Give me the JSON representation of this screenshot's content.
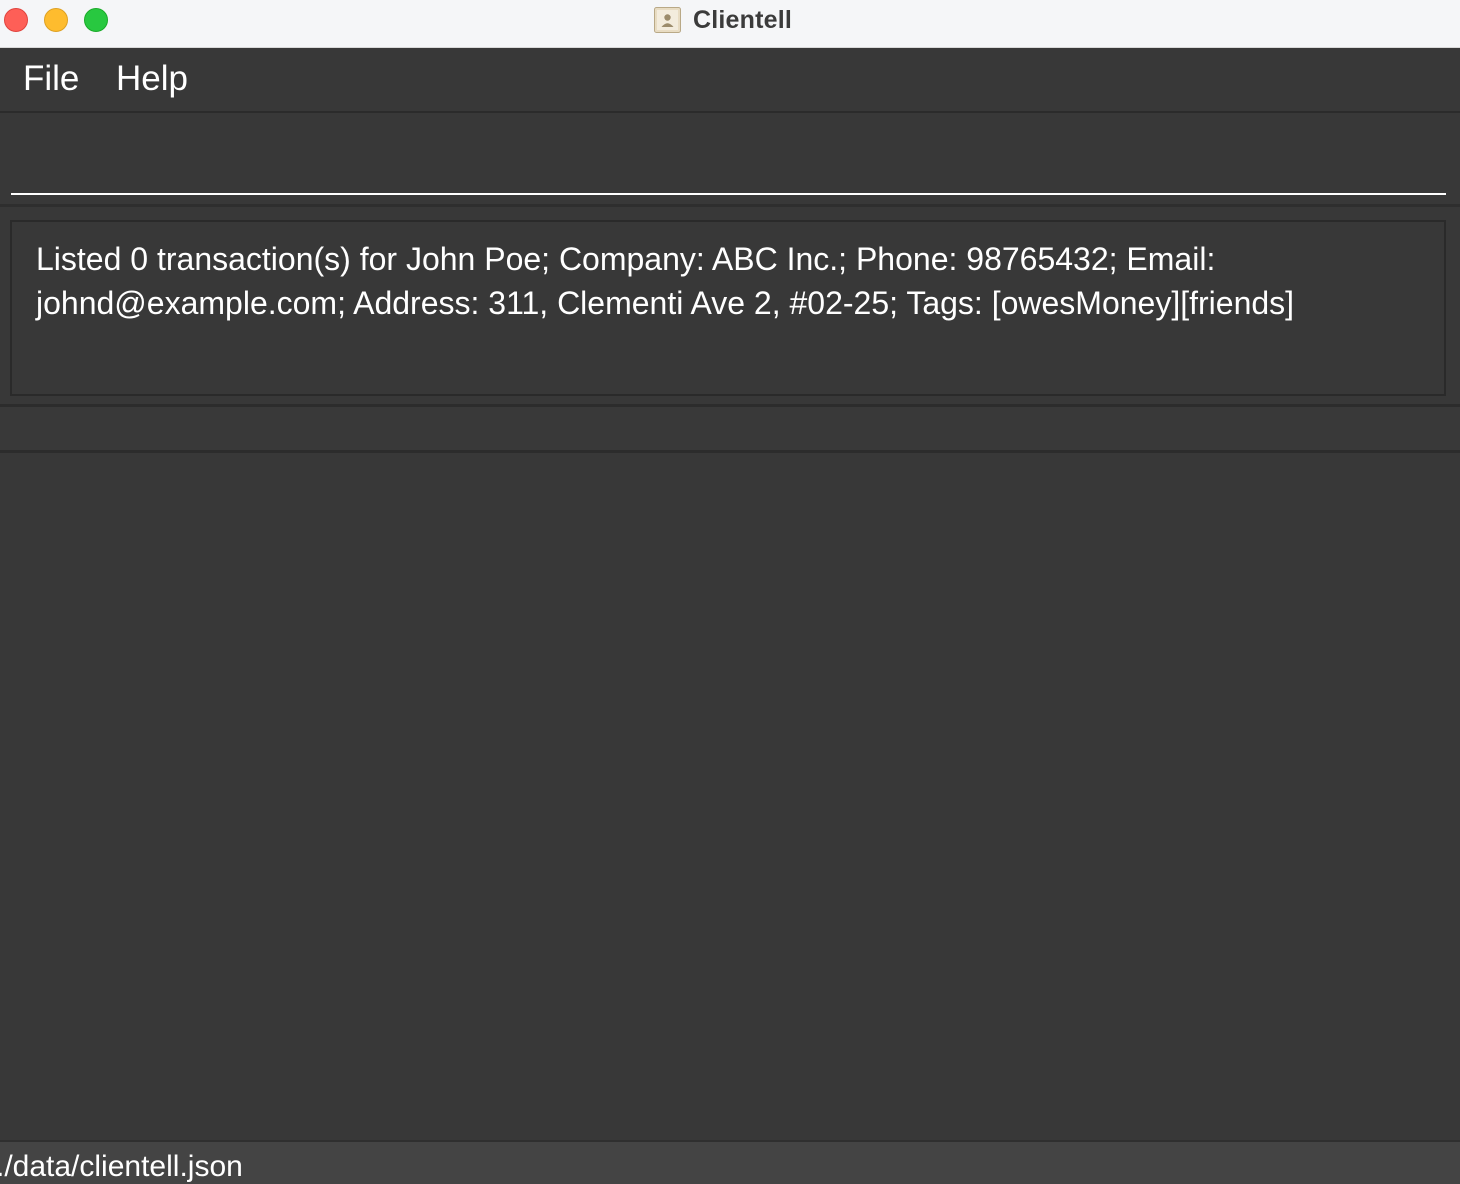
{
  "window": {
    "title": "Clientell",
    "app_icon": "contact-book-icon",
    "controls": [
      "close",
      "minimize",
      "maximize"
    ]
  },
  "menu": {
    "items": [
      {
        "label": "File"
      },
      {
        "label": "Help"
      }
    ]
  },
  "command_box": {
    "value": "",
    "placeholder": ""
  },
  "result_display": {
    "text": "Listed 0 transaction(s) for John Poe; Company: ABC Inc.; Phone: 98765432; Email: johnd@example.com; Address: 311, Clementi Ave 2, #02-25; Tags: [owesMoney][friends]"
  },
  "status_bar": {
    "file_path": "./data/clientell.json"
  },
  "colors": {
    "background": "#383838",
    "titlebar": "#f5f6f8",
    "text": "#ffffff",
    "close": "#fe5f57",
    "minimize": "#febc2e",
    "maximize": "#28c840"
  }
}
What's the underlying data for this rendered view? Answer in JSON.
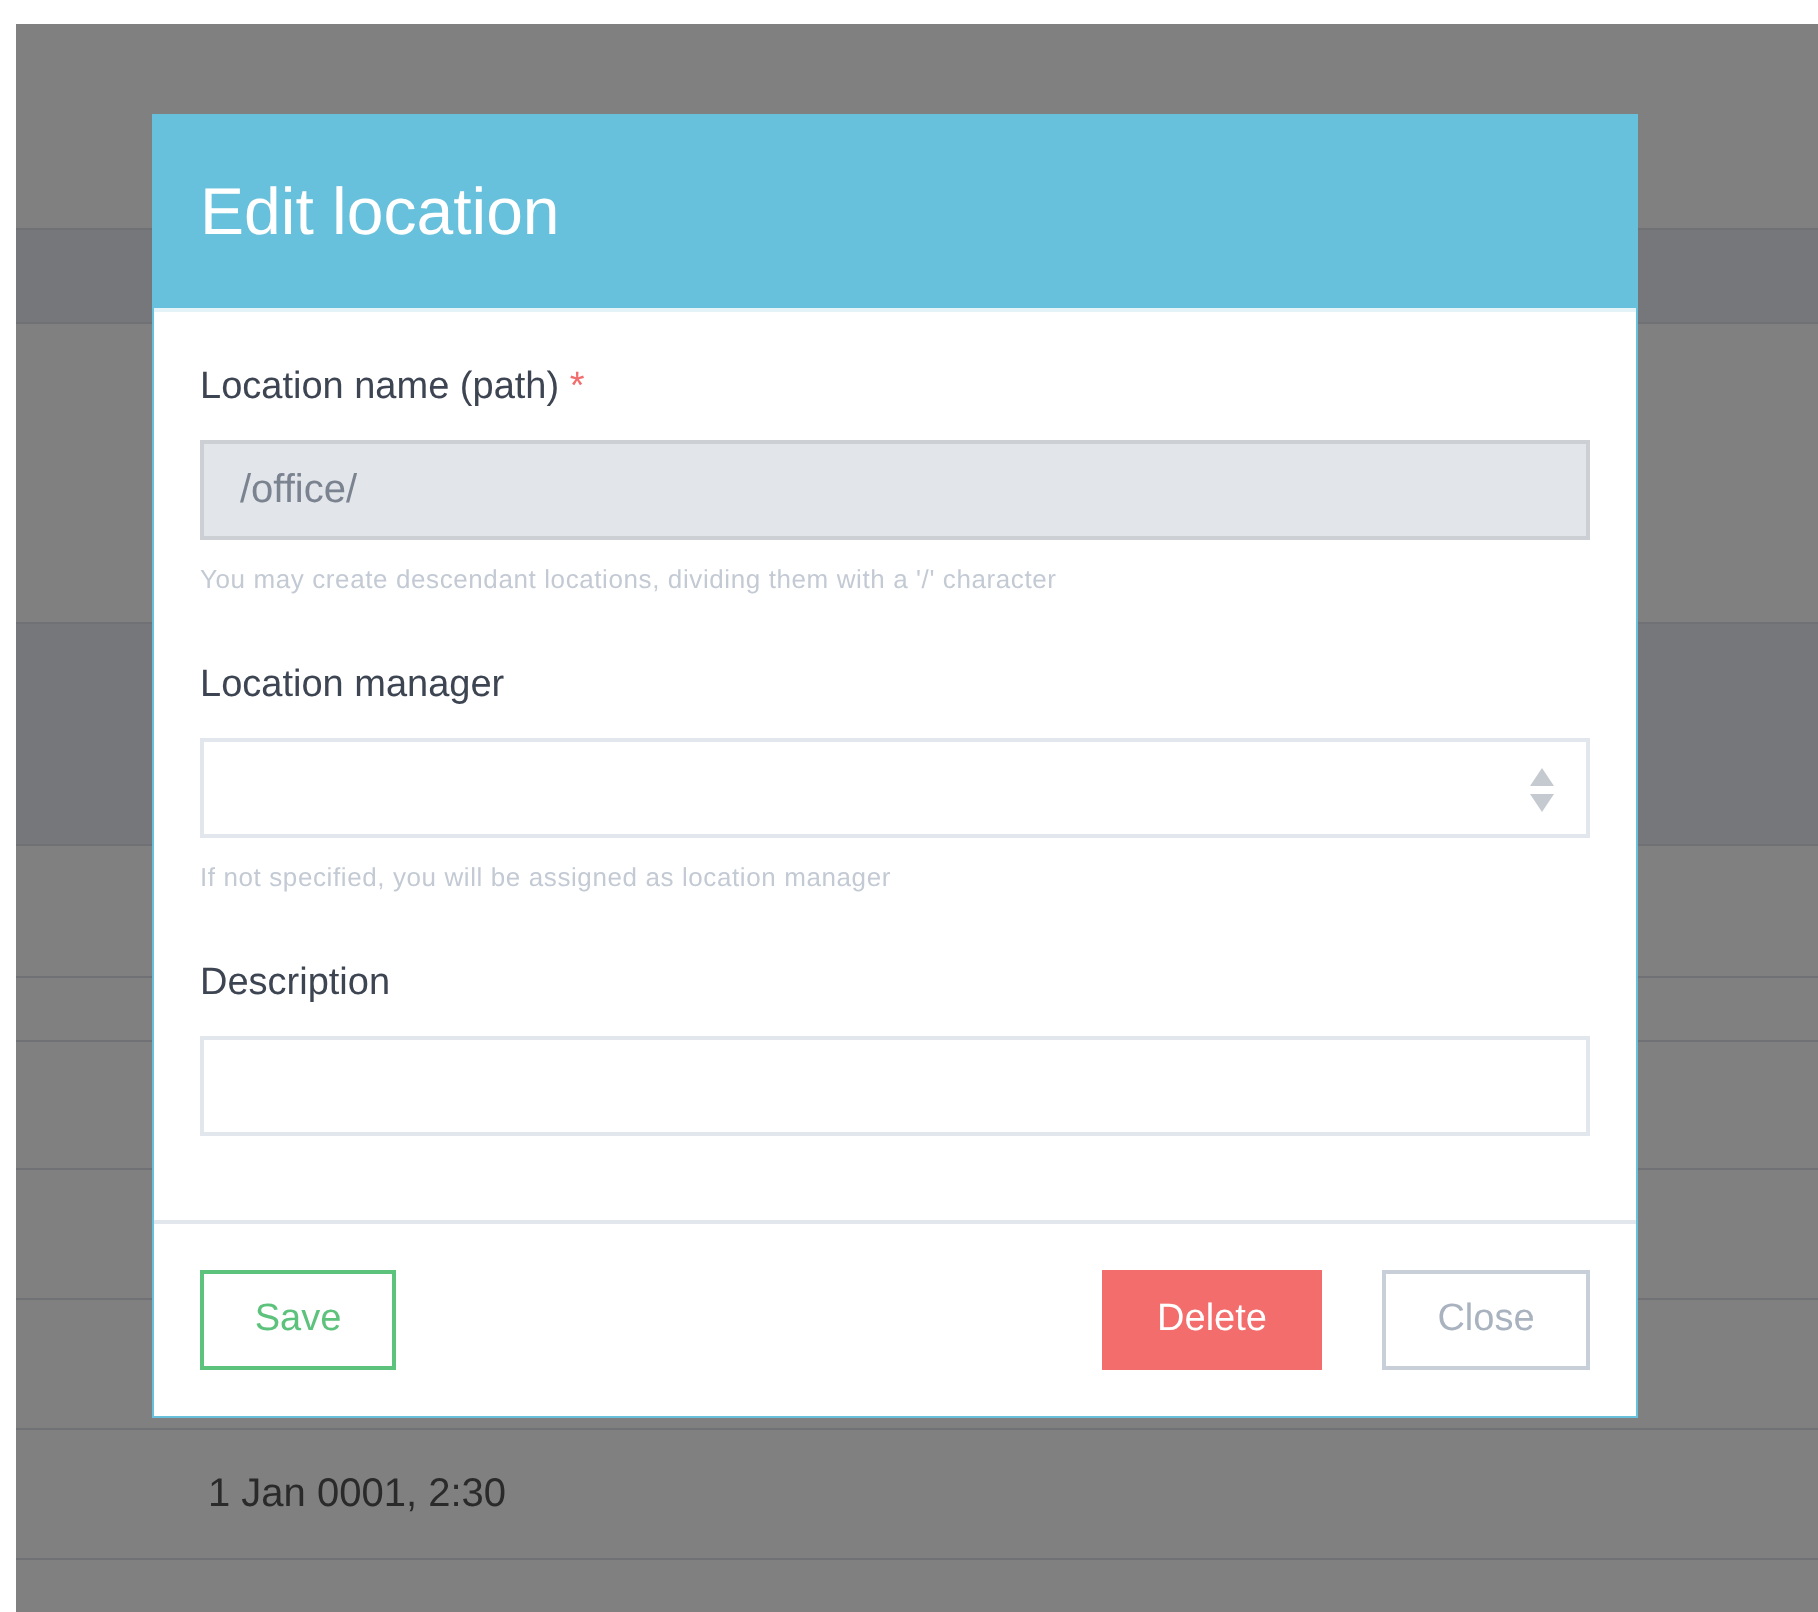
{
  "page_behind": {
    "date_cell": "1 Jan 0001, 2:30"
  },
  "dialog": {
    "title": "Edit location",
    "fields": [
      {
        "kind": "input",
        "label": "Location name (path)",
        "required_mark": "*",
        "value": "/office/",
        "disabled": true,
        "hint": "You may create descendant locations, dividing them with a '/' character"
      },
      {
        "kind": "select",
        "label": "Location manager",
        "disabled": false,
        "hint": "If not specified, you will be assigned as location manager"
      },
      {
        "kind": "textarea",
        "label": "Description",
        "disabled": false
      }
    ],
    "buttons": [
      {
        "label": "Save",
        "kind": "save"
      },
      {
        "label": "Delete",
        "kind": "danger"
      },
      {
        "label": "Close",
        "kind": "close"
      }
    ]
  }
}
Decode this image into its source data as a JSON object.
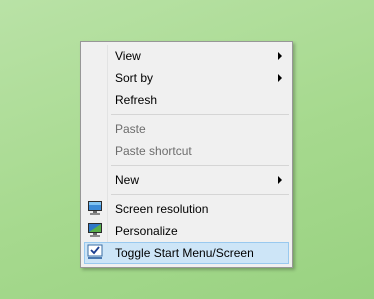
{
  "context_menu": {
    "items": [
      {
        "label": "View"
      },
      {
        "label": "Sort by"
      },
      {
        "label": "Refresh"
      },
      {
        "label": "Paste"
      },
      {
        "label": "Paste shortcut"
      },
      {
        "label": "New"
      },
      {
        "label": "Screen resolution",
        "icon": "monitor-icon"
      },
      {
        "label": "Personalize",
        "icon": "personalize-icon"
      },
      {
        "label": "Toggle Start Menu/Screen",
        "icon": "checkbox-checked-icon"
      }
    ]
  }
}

* * * * * * * * *

Quote each record exactly as it stands, minus the pictures.

Answer to this problem:
Give me the JSON representation of this screenshot's content.
{
  "window": {
    "title": "Clientell",
    "app_icon": "contact-book-icon",
    "controls": [
      "close",
      "minimize",
      "maximize"
    ]
  },
  "menu": {
    "items": [
      {
        "label": "File"
      },
      {
        "label": "Help"
      }
    ]
  },
  "command_box": {
    "value": "",
    "placeholder": ""
  },
  "result_display": {
    "text": "Listed 0 transaction(s) for John Poe; Company: ABC Inc.; Phone: 98765432; Email: johnd@example.com; Address: 311, Clementi Ave 2, #02-25; Tags: [owesMoney][friends]"
  },
  "status_bar": {
    "file_path": "./data/clientell.json"
  },
  "colors": {
    "background": "#383838",
    "titlebar": "#f5f6f8",
    "text": "#ffffff",
    "close": "#fe5f57",
    "minimize": "#febc2e",
    "maximize": "#28c840"
  }
}
What's the underlying data for this rendered view? Answer in JSON.
{
  "page_behind": {
    "date_cell": "1 Jan 0001, 2:30"
  },
  "dialog": {
    "title": "Edit location",
    "fields": [
      {
        "kind": "input",
        "label": "Location name (path)",
        "required_mark": "*",
        "value": "/office/",
        "disabled": true,
        "hint": "You may create descendant locations, dividing them with a '/' character"
      },
      {
        "kind": "select",
        "label": "Location manager",
        "disabled": false,
        "hint": "If not specified, you will be assigned as location manager"
      },
      {
        "kind": "textarea",
        "label": "Description",
        "disabled": false
      }
    ],
    "buttons": [
      {
        "label": "Save",
        "kind": "save"
      },
      {
        "label": "Delete",
        "kind": "danger"
      },
      {
        "label": "Close",
        "kind": "close"
      }
    ]
  }
}
Decode this image into its source data as a JSON object.
{
  "context_menu": {
    "items": [
      {
        "label": "View"
      },
      {
        "label": "Sort by"
      },
      {
        "label": "Refresh"
      },
      {
        "label": "Paste"
      },
      {
        "label": "Paste shortcut"
      },
      {
        "label": "New"
      },
      {
        "label": "Screen resolution",
        "icon": "monitor-icon"
      },
      {
        "label": "Personalize",
        "icon": "personalize-icon"
      },
      {
        "label": "Toggle Start Menu/Screen",
        "icon": "checkbox-checked-icon"
      }
    ]
  }
}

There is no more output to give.